(Dataset records)
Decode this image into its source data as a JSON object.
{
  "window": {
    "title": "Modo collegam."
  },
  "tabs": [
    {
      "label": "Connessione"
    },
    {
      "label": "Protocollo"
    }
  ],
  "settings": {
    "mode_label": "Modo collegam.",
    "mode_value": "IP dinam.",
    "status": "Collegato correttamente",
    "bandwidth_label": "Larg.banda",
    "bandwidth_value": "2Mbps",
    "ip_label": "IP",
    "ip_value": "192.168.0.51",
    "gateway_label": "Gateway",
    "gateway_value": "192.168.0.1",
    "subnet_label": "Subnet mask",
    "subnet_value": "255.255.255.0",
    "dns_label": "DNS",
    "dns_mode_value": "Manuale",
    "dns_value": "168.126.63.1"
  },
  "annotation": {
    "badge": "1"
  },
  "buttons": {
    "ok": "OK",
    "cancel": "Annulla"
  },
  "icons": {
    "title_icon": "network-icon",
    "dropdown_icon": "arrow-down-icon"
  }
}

DIRECTIONS =>
Reproduce each entry from the records above, character for character.

FULL OUTPUT =>
Decode this image into its source data as a JSON object.
{
  "window": {
    "title": "Modo collegam."
  },
  "tabs": [
    {
      "label": "Connessione"
    },
    {
      "label": "Protocollo"
    }
  ],
  "settings": {
    "mode_label": "Modo collegam.",
    "mode_value": "IP dinam.",
    "status": "Collegato correttamente",
    "bandwidth_label": "Larg.banda",
    "bandwidth_value": "2Mbps",
    "ip_label": "IP",
    "ip_value": "192.168.0.51",
    "gateway_label": "Gateway",
    "gateway_value": "192.168.0.1",
    "subnet_label": "Subnet mask",
    "subnet_value": "255.255.255.0",
    "dns_label": "DNS",
    "dns_mode_value": "Manuale",
    "dns_value": "168.126.63.1"
  },
  "annotation": {
    "badge": "1"
  },
  "buttons": {
    "ok": "OK",
    "cancel": "Annulla"
  },
  "icons": {
    "title_icon": "network-icon",
    "dropdown_icon": "arrow-down-icon"
  }
}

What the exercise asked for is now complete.